Exactly reproduce all the records, keeping pictures out of the copy.

-- START Supplied entries --

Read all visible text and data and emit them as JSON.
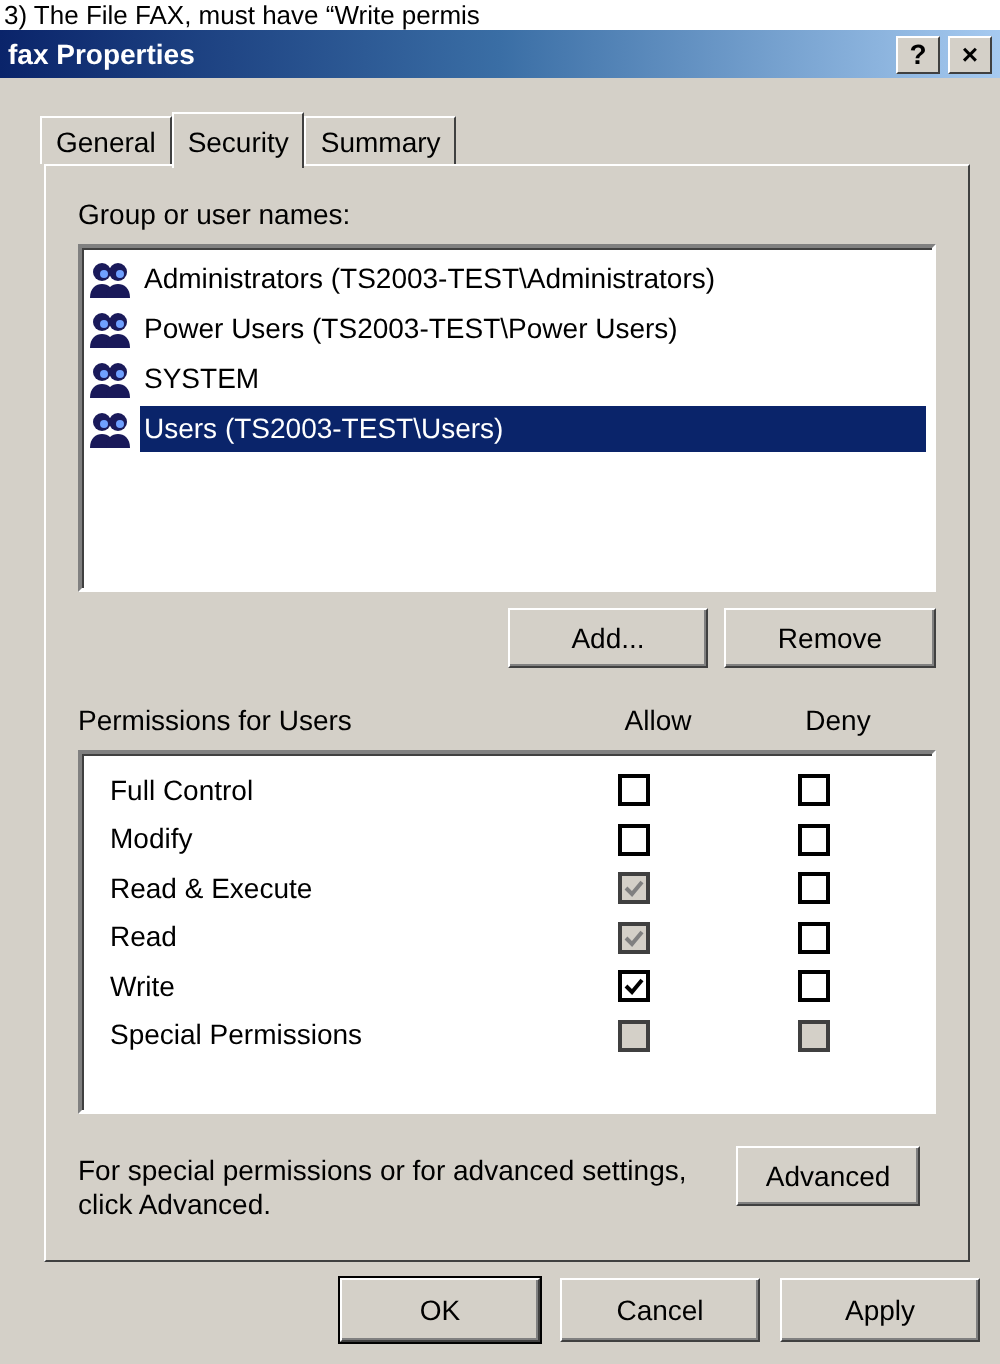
{
  "caption": "3) The File FAX, must have “Write permis",
  "window": {
    "title": "fax Properties",
    "buttons": [
      "?",
      "×"
    ]
  },
  "tabs": [
    {
      "label": "General",
      "selected": false
    },
    {
      "label": "Security",
      "selected": true
    },
    {
      "label": "Summary",
      "selected": false
    }
  ],
  "group_label": "Group or user names:",
  "users": [
    {
      "name": "Administrators (TS2003-TEST\\Administrators)",
      "selected": false
    },
    {
      "name": "Power Users (TS2003-TEST\\Power Users)",
      "selected": false
    },
    {
      "name": "SYSTEM",
      "selected": false
    },
    {
      "name": "Users (TS2003-TEST\\Users)",
      "selected": true
    }
  ],
  "user_buttons": [
    "Add...",
    "Remove"
  ],
  "permissions_label": "Permissions for Users",
  "allow_label": "Allow",
  "deny_label": "Deny",
  "permissions": [
    {
      "name": "Full Control",
      "allow": {
        "checked": false,
        "disabled": false
      },
      "deny": {
        "checked": false,
        "disabled": false
      }
    },
    {
      "name": "Modify",
      "allow": {
        "checked": false,
        "disabled": false
      },
      "deny": {
        "checked": false,
        "disabled": false
      }
    },
    {
      "name": "Read & Execute",
      "allow": {
        "checked": true,
        "disabled": true
      },
      "deny": {
        "checked": false,
        "disabled": false
      }
    },
    {
      "name": "Read",
      "allow": {
        "checked": true,
        "disabled": true
      },
      "deny": {
        "checked": false,
        "disabled": false
      }
    },
    {
      "name": "Write",
      "allow": {
        "checked": true,
        "disabled": false
      },
      "deny": {
        "checked": false,
        "disabled": false
      }
    },
    {
      "name": "Special Permissions",
      "allow": {
        "checked": false,
        "disabled": true
      },
      "deny": {
        "checked": false,
        "disabled": true
      }
    }
  ],
  "advanced_text": "For special permissions or for advanced settings, click Advanced.",
  "advanced_button": "Advanced",
  "dialog_buttons": [
    {
      "label": "OK",
      "default": true
    },
    {
      "label": "Cancel",
      "default": false
    },
    {
      "label": "Apply",
      "default": false
    }
  ]
}
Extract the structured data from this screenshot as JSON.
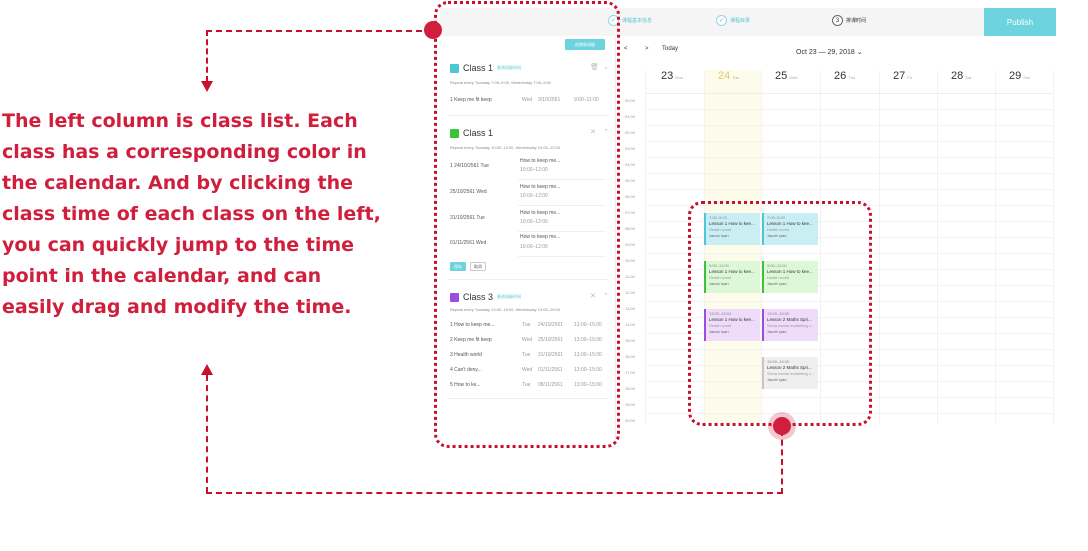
{
  "explanation": {
    "lines": [
      "The left column is class list. Each",
      "class has a corresponding color in",
      "the calendar. And by clicking the",
      "class time of each class on the left,",
      "you can quickly jump to the time",
      "point in the calendar, and can",
      "easily drag and modify the time."
    ]
  },
  "colors": {
    "annotation": "#d01f3c",
    "accent": "#6dd3df",
    "class1": "#4bc7d6",
    "class1b": "#3cc13b",
    "class3": "#9b4de3"
  },
  "steps": [
    {
      "num": "✓",
      "label": "课程基本信息"
    },
    {
      "num": "✓",
      "label": "课程目录"
    },
    {
      "num": "3",
      "label": "排课时间"
    }
  ],
  "publish_label": "Publish",
  "panel": {
    "create_label": "创建新班级",
    "classes": [
      {
        "name": "Class 1",
        "link": "更改班级时间",
        "repeat": "Repeat every Tuesday 7:00–9:00, Wednesday 7:00–9:00",
        "rows": [
          {
            "lesson": "1 Keep me fit keep",
            "day": "Wed",
            "date": "3/10/2561",
            "time": "9:00–11:00"
          }
        ]
      },
      {
        "name": "Class 1",
        "repeat": "Repeat every Tuesday 10:00–12:00, Wednesday 10:00–12:00",
        "rows": [
          {
            "date": "1  24/10/2561   Tue",
            "lesson": "How to keep me...",
            "time": "10:00–12:00"
          },
          {
            "date": "25/10/2561 Wed",
            "lesson": "How to keep me...",
            "time": "10:00–12:00"
          },
          {
            "date": "31/10/2561 Tue",
            "lesson": "How to keep me...",
            "time": "10:00–12:00"
          },
          {
            "date": "01/11/2561  Wed",
            "lesson": "How to keep me...",
            "time": "10:00–12:00"
          }
        ],
        "save_label": "保存",
        "cancel_label": "取消"
      },
      {
        "name": "Class 3",
        "link": "更改班级时间",
        "repeat": "Repeat every Tuesday 13:00–15:00, Wednesday 13:00–15:00",
        "rows": [
          {
            "lesson": "1 How to keep me...",
            "day": "Tue",
            "date": "24/10/2561",
            "time": "13:00–15:00"
          },
          {
            "lesson": "2 Keep me fit keep",
            "day": "Wed",
            "date": "25/10/2561",
            "time": "13:00–15:00"
          },
          {
            "lesson": "3 Health world",
            "day": "Tue",
            "date": "31/10/2561",
            "time": "13:00–15:00"
          },
          {
            "lesson": "4 Can't deny...",
            "day": "Wed",
            "date": "01/11/2561",
            "time": "13:00–15:00"
          },
          {
            "lesson": "5 How to ke...",
            "day": "Tue",
            "date": "08/11/2561",
            "time": "13:00–15:00"
          }
        ]
      }
    ]
  },
  "calendar": {
    "prev": "<",
    "next": ">",
    "today_label": "Today",
    "range": "Oct 23 — 29, 2018 ⌄",
    "days": [
      {
        "num": "23",
        "dow": "Mon"
      },
      {
        "num": "24",
        "dow": "Tue"
      },
      {
        "num": "25",
        "dow": "Wed"
      },
      {
        "num": "26",
        "dow": "Thu"
      },
      {
        "num": "27",
        "dow": "Fri"
      },
      {
        "num": "28",
        "dow": "Sat"
      },
      {
        "num": "29",
        "dow": "Sun"
      }
    ],
    "hours": [
      "00:00",
      "01:00",
      "02:00",
      "03:00",
      "04:00",
      "05:00",
      "06:00",
      "07:00",
      "08:00",
      "09:00",
      "10:00",
      "11:00",
      "12:00",
      "13:00",
      "14:00",
      "15:00",
      "16:00",
      "17:00",
      "18:00",
      "19:00",
      "20:00"
    ],
    "events": [
      {
        "time": "7:00–9:00",
        "name": "Lesson 1 How to kee...",
        "sub": "Health world",
        "person": "Jacob ryan"
      },
      {
        "time": "7:00–9:00",
        "name": "Lesson 1 How to kee...",
        "sub": "Health world",
        "person": "Jacob ryan"
      },
      {
        "time": "9:00–11:00",
        "name": "Lesson 1 How to kee...",
        "sub": "Health world",
        "person": "Jacob ryan"
      },
      {
        "time": "9:00–11:00",
        "name": "Lesson 1 How to kee...",
        "sub": "Health world",
        "person": "Jacob ryan"
      },
      {
        "time": "13:00–15:00",
        "name": "Lesson 1 How to kee...",
        "sub": "Health world",
        "person": "Jacob ryan"
      },
      {
        "time": "13:00–15:00",
        "name": "Lesson 2 Maths Spri...",
        "sub": "Socia media marketing c...",
        "person": "Jacob ryan"
      },
      {
        "time": "15:00–16:00",
        "name": "Lesson 2 Maths Spri...",
        "sub": "Socia media marketing c...",
        "person": "Jacob ryan"
      }
    ]
  }
}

-- END Supplied entries --

__Solution to the exercise__
Read all visible text and data and emit them as JSON.
{
  "caption": "3) The File FAX, must have “Write permis",
  "window": {
    "title": "fax Properties",
    "buttons": [
      "?",
      "×"
    ]
  },
  "tabs": [
    {
      "label": "General",
      "selected": false
    },
    {
      "label": "Security",
      "selected": true
    },
    {
      "label": "Summary",
      "selected": false
    }
  ],
  "group_label": "Group or user names:",
  "users": [
    {
      "name": "Administrators (TS2003-TEST\\Administrators)",
      "selected": false
    },
    {
      "name": "Power Users (TS2003-TEST\\Power Users)",
      "selected": false
    },
    {
      "name": "SYSTEM",
      "selected": false
    },
    {
      "name": "Users (TS2003-TEST\\Users)",
      "selected": true
    }
  ],
  "user_buttons": [
    "Add...",
    "Remove"
  ],
  "permissions_label": "Permissions for Users",
  "allow_label": "Allow",
  "deny_label": "Deny",
  "permissions": [
    {
      "name": "Full Control",
      "allow": {
        "checked": false,
        "disabled": false
      },
      "deny": {
        "checked": false,
        "disabled": false
      }
    },
    {
      "name": "Modify",
      "allow": {
        "checked": false,
        "disabled": false
      },
      "deny": {
        "checked": false,
        "disabled": false
      }
    },
    {
      "name": "Read & Execute",
      "allow": {
        "checked": true,
        "disabled": true
      },
      "deny": {
        "checked": false,
        "disabled": false
      }
    },
    {
      "name": "Read",
      "allow": {
        "checked": true,
        "disabled": true
      },
      "deny": {
        "checked": false,
        "disabled": false
      }
    },
    {
      "name": "Write",
      "allow": {
        "checked": true,
        "disabled": false
      },
      "deny": {
        "checked": false,
        "disabled": false
      }
    },
    {
      "name": "Special Permissions",
      "allow": {
        "checked": false,
        "disabled": true
      },
      "deny": {
        "checked": false,
        "disabled": true
      }
    }
  ],
  "advanced_text": "For special permissions or for advanced settings, click Advanced.",
  "advanced_button": "Advanced",
  "dialog_buttons": [
    {
      "label": "OK",
      "default": true
    },
    {
      "label": "Cancel",
      "default": false
    },
    {
      "label": "Apply",
      "default": false
    }
  ]
}
Extract the structured data from this screenshot as JSON.
{
  "explanation": {
    "lines": [
      "The left column is class list. Each",
      "class has a corresponding color in",
      "the calendar. And by clicking the",
      "class time of each class on the left,",
      "you can quickly jump to the time",
      "point in the calendar, and can",
      "easily drag and modify the time."
    ]
  },
  "colors": {
    "annotation": "#d01f3c",
    "accent": "#6dd3df",
    "class1": "#4bc7d6",
    "class1b": "#3cc13b",
    "class3": "#9b4de3"
  },
  "steps": [
    {
      "num": "✓",
      "label": "课程基本信息"
    },
    {
      "num": "✓",
      "label": "课程目录"
    },
    {
      "num": "3",
      "label": "排课时间"
    }
  ],
  "publish_label": "Publish",
  "panel": {
    "create_label": "创建新班级",
    "classes": [
      {
        "name": "Class 1",
        "link": "更改班级时间",
        "repeat": "Repeat every Tuesday 7:00–9:00, Wednesday 7:00–9:00",
        "rows": [
          {
            "lesson": "1 Keep me fit keep",
            "day": "Wed",
            "date": "3/10/2561",
            "time": "9:00–11:00"
          }
        ]
      },
      {
        "name": "Class 1",
        "repeat": "Repeat every Tuesday 10:00–12:00, Wednesday 10:00–12:00",
        "rows": [
          {
            "date": "1  24/10/2561   Tue",
            "lesson": "How to keep me...",
            "time": "10:00–12:00"
          },
          {
            "date": "25/10/2561 Wed",
            "lesson": "How to keep me...",
            "time": "10:00–12:00"
          },
          {
            "date": "31/10/2561 Tue",
            "lesson": "How to keep me...",
            "time": "10:00–12:00"
          },
          {
            "date": "01/11/2561  Wed",
            "lesson": "How to keep me...",
            "time": "10:00–12:00"
          }
        ],
        "save_label": "保存",
        "cancel_label": "取消"
      },
      {
        "name": "Class 3",
        "link": "更改班级时间",
        "repeat": "Repeat every Tuesday 13:00–15:00, Wednesday 13:00–15:00",
        "rows": [
          {
            "lesson": "1 How to keep me...",
            "day": "Tue",
            "date": "24/10/2561",
            "time": "13:00–15:00"
          },
          {
            "lesson": "2 Keep me fit keep",
            "day": "Wed",
            "date": "25/10/2561",
            "time": "13:00–15:00"
          },
          {
            "lesson": "3 Health world",
            "day": "Tue",
            "date": "31/10/2561",
            "time": "13:00–15:00"
          },
          {
            "lesson": "4 Can't deny...",
            "day": "Wed",
            "date": "01/11/2561",
            "time": "13:00–15:00"
          },
          {
            "lesson": "5 How to ke...",
            "day": "Tue",
            "date": "08/11/2561",
            "time": "13:00–15:00"
          }
        ]
      }
    ]
  },
  "calendar": {
    "prev": "<",
    "next": ">",
    "today_label": "Today",
    "range": "Oct 23 — 29, 2018 ⌄",
    "days": [
      {
        "num": "23",
        "dow": "Mon"
      },
      {
        "num": "24",
        "dow": "Tue"
      },
      {
        "num": "25",
        "dow": "Wed"
      },
      {
        "num": "26",
        "dow": "Thu"
      },
      {
        "num": "27",
        "dow": "Fri"
      },
      {
        "num": "28",
        "dow": "Sat"
      },
      {
        "num": "29",
        "dow": "Sun"
      }
    ],
    "hours": [
      "00:00",
      "01:00",
      "02:00",
      "03:00",
      "04:00",
      "05:00",
      "06:00",
      "07:00",
      "08:00",
      "09:00",
      "10:00",
      "11:00",
      "12:00",
      "13:00",
      "14:00",
      "15:00",
      "16:00",
      "17:00",
      "18:00",
      "19:00",
      "20:00"
    ],
    "events": [
      {
        "time": "7:00–9:00",
        "name": "Lesson 1 How to kee...",
        "sub": "Health world",
        "person": "Jacob ryan"
      },
      {
        "time": "7:00–9:00",
        "name": "Lesson 1 How to kee...",
        "sub": "Health world",
        "person": "Jacob ryan"
      },
      {
        "time": "9:00–11:00",
        "name": "Lesson 1 How to kee...",
        "sub": "Health world",
        "person": "Jacob ryan"
      },
      {
        "time": "9:00–11:00",
        "name": "Lesson 1 How to kee...",
        "sub": "Health world",
        "person": "Jacob ryan"
      },
      {
        "time": "13:00–15:00",
        "name": "Lesson 1 How to kee...",
        "sub": "Health world",
        "person": "Jacob ryan"
      },
      {
        "time": "13:00–15:00",
        "name": "Lesson 2 Maths Spri...",
        "sub": "Socia media marketing c...",
        "person": "Jacob ryan"
      },
      {
        "time": "15:00–16:00",
        "name": "Lesson 2 Maths Spri...",
        "sub": "Socia media marketing c...",
        "person": "Jacob ryan"
      }
    ]
  }
}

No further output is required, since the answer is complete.